### RECORDS PROVIDED
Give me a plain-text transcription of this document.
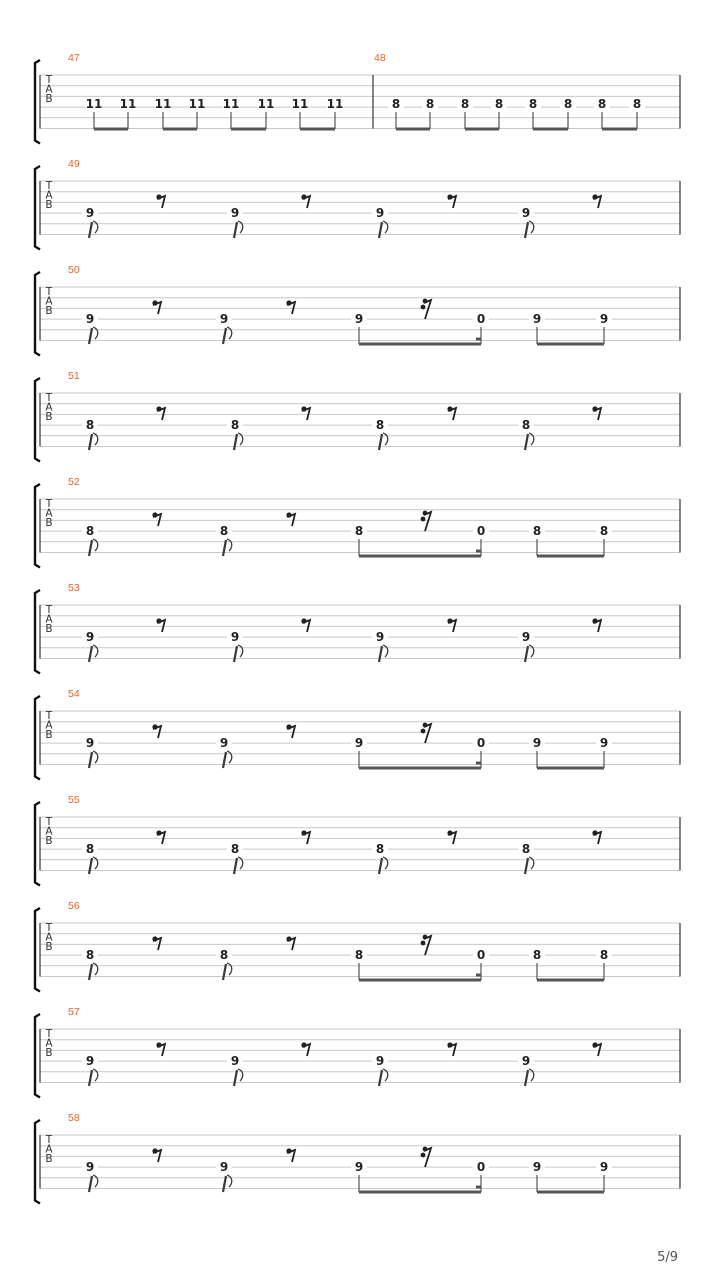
T
A
B
47	48
11 11 11 11 11 11 11 11	8 8 8 8 8 8 8 8
T
A
B
49
9	9	9	9
T
A
B
50
9	9	9	0	9	9
T
A
B
51
8	8	8	8
T
A
B
52
8	8	8	0	8	8
T
A
B
53
9	9	9	9
T
A
B
54
9	9	9	0	9	9
T
A
B
55
8	8	8	8
T
A
B
56
8	8	8	0	8	8
T
A
B
57
9	9	9	9
T
A
B
58
9	9	9	0	9	9
5/9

### WHAT IS ASKED
Go through the entries above and print each one exactly, minus the pictures.

### TASK SOLUTION
Give me a plain-text transcription of this document.
T
A
B
47	48
11 11 11 11 11 11 11 11	8 8 8 8 8 8 8 8
T
A
B
49
9	9	9	9
T
A
B
50
9	9	9	0	9	9
T
A
B
51
8	8	8	8
T
A
B
52
8	8	8	0	8	8
T
A
B
53
9	9	9	9
T
A
B
54
9	9	9	0	9	9
T
A
B
55
8	8	8	8
T
A
B
56
8	8	8	0	8	8
T
A
B
57
9	9	9	9
T
A
B
58
9	9	9	0	9	9
5/9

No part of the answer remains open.